- [DATASET EXCERPTS]:
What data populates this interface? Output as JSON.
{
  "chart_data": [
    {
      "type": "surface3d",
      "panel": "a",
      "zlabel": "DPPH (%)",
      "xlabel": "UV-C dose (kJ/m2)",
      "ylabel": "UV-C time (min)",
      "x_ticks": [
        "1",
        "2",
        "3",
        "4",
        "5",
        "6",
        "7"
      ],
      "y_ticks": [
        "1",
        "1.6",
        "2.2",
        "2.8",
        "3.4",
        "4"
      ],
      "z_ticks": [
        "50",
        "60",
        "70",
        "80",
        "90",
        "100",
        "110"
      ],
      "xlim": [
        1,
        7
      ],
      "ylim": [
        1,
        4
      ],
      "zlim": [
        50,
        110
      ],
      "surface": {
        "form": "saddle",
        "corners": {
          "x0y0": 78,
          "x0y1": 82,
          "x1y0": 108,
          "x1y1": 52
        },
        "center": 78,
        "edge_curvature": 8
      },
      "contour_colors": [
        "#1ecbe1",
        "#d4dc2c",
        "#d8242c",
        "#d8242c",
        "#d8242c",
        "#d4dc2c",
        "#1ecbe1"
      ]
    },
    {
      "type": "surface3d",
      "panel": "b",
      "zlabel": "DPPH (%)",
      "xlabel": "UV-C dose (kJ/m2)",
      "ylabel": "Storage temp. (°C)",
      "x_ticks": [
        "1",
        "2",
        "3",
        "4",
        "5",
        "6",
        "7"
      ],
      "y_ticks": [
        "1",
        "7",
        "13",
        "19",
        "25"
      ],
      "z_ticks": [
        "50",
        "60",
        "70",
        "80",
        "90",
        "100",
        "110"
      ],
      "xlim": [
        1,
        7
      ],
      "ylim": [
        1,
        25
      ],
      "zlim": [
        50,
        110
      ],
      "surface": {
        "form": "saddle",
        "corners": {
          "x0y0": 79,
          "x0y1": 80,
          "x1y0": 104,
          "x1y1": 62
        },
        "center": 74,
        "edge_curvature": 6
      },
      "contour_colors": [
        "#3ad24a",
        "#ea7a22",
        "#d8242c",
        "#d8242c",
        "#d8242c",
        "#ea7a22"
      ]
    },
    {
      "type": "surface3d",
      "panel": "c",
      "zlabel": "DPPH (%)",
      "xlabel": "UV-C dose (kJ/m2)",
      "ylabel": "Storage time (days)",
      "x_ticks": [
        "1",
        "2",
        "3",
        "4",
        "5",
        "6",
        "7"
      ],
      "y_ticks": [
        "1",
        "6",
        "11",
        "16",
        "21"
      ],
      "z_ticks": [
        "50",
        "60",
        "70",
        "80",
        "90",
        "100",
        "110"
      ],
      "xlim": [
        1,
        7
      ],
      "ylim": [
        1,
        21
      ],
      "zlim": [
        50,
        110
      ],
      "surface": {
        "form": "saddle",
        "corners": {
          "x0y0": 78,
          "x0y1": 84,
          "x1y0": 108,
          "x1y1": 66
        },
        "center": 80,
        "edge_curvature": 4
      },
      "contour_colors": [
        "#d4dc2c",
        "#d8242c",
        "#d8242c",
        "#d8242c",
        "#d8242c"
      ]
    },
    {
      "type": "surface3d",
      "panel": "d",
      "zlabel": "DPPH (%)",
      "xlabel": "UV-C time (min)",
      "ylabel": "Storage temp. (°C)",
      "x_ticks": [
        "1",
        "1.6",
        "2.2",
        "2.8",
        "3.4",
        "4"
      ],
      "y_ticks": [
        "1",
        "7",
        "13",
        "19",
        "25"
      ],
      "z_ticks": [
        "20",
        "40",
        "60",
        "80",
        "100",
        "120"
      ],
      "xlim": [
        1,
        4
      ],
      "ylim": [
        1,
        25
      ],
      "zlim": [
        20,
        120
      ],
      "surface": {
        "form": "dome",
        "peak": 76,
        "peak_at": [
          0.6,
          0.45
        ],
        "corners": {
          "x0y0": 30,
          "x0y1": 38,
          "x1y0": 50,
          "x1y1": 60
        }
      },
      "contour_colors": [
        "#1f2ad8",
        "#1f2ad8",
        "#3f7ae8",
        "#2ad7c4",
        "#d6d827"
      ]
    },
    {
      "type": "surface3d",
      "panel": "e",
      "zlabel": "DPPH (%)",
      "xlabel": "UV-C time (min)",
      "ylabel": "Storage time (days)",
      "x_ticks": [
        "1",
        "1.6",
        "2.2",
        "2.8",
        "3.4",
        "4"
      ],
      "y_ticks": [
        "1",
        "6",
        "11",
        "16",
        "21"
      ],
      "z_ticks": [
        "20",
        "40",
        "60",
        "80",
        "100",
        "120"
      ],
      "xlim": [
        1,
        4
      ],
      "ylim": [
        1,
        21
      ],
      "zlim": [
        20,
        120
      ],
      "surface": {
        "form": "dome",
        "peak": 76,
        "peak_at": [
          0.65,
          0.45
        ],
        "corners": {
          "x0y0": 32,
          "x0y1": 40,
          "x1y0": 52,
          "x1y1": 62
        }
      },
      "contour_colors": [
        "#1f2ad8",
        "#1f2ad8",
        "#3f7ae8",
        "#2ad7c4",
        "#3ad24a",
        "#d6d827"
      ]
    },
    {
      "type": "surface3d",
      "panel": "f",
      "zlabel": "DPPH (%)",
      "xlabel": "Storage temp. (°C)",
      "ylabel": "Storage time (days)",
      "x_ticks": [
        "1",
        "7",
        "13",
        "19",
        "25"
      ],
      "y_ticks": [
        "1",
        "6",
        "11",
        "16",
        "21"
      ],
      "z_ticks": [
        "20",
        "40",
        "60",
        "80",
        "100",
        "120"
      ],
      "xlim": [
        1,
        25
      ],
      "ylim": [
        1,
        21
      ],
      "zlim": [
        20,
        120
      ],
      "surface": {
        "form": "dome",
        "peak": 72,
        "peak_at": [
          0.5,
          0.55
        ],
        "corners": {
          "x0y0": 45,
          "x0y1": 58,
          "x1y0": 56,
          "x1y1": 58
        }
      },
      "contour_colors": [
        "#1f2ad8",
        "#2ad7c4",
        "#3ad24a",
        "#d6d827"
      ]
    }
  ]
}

- [GOAL]: Each record should come back exactly as written.

- [SOLUTION TO THE EXERCISE]:
What data populates this interface? Output as JSON.
{
  "chart_data": [
    {
      "type": "surface3d",
      "panel": "a",
      "zlabel": "DPPH (%)",
      "xlabel": "UV-C dose (kJ/m2)",
      "ylabel": "UV-C time (min)",
      "x_ticks": [
        "1",
        "2",
        "3",
        "4",
        "5",
        "6",
        "7"
      ],
      "y_ticks": [
        "1",
        "1.6",
        "2.2",
        "2.8",
        "3.4",
        "4"
      ],
      "z_ticks": [
        "50",
        "60",
        "70",
        "80",
        "90",
        "100",
        "110"
      ],
      "xlim": [
        1,
        7
      ],
      "ylim": [
        1,
        4
      ],
      "zlim": [
        50,
        110
      ],
      "surface": {
        "form": "saddle",
        "corners": {
          "x0y0": 78,
          "x0y1": 82,
          "x1y0": 108,
          "x1y1": 52
        },
        "center": 78,
        "edge_curvature": 8
      },
      "contour_colors": [
        "#1ecbe1",
        "#d4dc2c",
        "#d8242c",
        "#d8242c",
        "#d8242c",
        "#d4dc2c",
        "#1ecbe1"
      ]
    },
    {
      "type": "surface3d",
      "panel": "b",
      "zlabel": "DPPH (%)",
      "xlabel": "UV-C dose (kJ/m2)",
      "ylabel": "Storage temp. (°C)",
      "x_ticks": [
        "1",
        "2",
        "3",
        "4",
        "5",
        "6",
        "7"
      ],
      "y_ticks": [
        "1",
        "7",
        "13",
        "19",
        "25"
      ],
      "z_ticks": [
        "50",
        "60",
        "70",
        "80",
        "90",
        "100",
        "110"
      ],
      "xlim": [
        1,
        7
      ],
      "ylim": [
        1,
        25
      ],
      "zlim": [
        50,
        110
      ],
      "surface": {
        "form": "saddle",
        "corners": {
          "x0y0": 79,
          "x0y1": 80,
          "x1y0": 104,
          "x1y1": 62
        },
        "center": 74,
        "edge_curvature": 6
      },
      "contour_colors": [
        "#3ad24a",
        "#ea7a22",
        "#d8242c",
        "#d8242c",
        "#d8242c",
        "#ea7a22"
      ]
    },
    {
      "type": "surface3d",
      "panel": "c",
      "zlabel": "DPPH (%)",
      "xlabel": "UV-C dose (kJ/m2)",
      "ylabel": "Storage time (days)",
      "x_ticks": [
        "1",
        "2",
        "3",
        "4",
        "5",
        "6",
        "7"
      ],
      "y_ticks": [
        "1",
        "6",
        "11",
        "16",
        "21"
      ],
      "z_ticks": [
        "50",
        "60",
        "70",
        "80",
        "90",
        "100",
        "110"
      ],
      "xlim": [
        1,
        7
      ],
      "ylim": [
        1,
        21
      ],
      "zlim": [
        50,
        110
      ],
      "surface": {
        "form": "saddle",
        "corners": {
          "x0y0": 78,
          "x0y1": 84,
          "x1y0": 108,
          "x1y1": 66
        },
        "center": 80,
        "edge_curvature": 4
      },
      "contour_colors": [
        "#d4dc2c",
        "#d8242c",
        "#d8242c",
        "#d8242c",
        "#d8242c"
      ]
    },
    {
      "type": "surface3d",
      "panel": "d",
      "zlabel": "DPPH (%)",
      "xlabel": "UV-C time (min)",
      "ylabel": "Storage temp. (°C)",
      "x_ticks": [
        "1",
        "1.6",
        "2.2",
        "2.8",
        "3.4",
        "4"
      ],
      "y_ticks": [
        "1",
        "7",
        "13",
        "19",
        "25"
      ],
      "z_ticks": [
        "20",
        "40",
        "60",
        "80",
        "100",
        "120"
      ],
      "xlim": [
        1,
        4
      ],
      "ylim": [
        1,
        25
      ],
      "zlim": [
        20,
        120
      ],
      "surface": {
        "form": "dome",
        "peak": 76,
        "peak_at": [
          0.6,
          0.45
        ],
        "corners": {
          "x0y0": 30,
          "x0y1": 38,
          "x1y0": 50,
          "x1y1": 60
        }
      },
      "contour_colors": [
        "#1f2ad8",
        "#1f2ad8",
        "#3f7ae8",
        "#2ad7c4",
        "#d6d827"
      ]
    },
    {
      "type": "surface3d",
      "panel": "e",
      "zlabel": "DPPH (%)",
      "xlabel": "UV-C time (min)",
      "ylabel": "Storage time (days)",
      "x_ticks": [
        "1",
        "1.6",
        "2.2",
        "2.8",
        "3.4",
        "4"
      ],
      "y_ticks": [
        "1",
        "6",
        "11",
        "16",
        "21"
      ],
      "z_ticks": [
        "20",
        "40",
        "60",
        "80",
        "100",
        "120"
      ],
      "xlim": [
        1,
        4
      ],
      "ylim": [
        1,
        21
      ],
      "zlim": [
        20,
        120
      ],
      "surface": {
        "form": "dome",
        "peak": 76,
        "peak_at": [
          0.65,
          0.45
        ],
        "corners": {
          "x0y0": 32,
          "x0y1": 40,
          "x1y0": 52,
          "x1y1": 62
        }
      },
      "contour_colors": [
        "#1f2ad8",
        "#1f2ad8",
        "#3f7ae8",
        "#2ad7c4",
        "#3ad24a",
        "#d6d827"
      ]
    },
    {
      "type": "surface3d",
      "panel": "f",
      "zlabel": "DPPH (%)",
      "xlabel": "Storage temp. (°C)",
      "ylabel": "Storage time (days)",
      "x_ticks": [
        "1",
        "7",
        "13",
        "19",
        "25"
      ],
      "y_ticks": [
        "1",
        "6",
        "11",
        "16",
        "21"
      ],
      "z_ticks": [
        "20",
        "40",
        "60",
        "80",
        "100",
        "120"
      ],
      "xlim": [
        1,
        25
      ],
      "ylim": [
        1,
        21
      ],
      "zlim": [
        20,
        120
      ],
      "surface": {
        "form": "dome",
        "peak": 72,
        "peak_at": [
          0.5,
          0.55
        ],
        "corners": {
          "x0y0": 45,
          "x0y1": 58,
          "x1y0": 56,
          "x1y1": 58
        }
      },
      "contour_colors": [
        "#1f2ad8",
        "#2ad7c4",
        "#3ad24a",
        "#d6d827"
      ]
    }
  ]
}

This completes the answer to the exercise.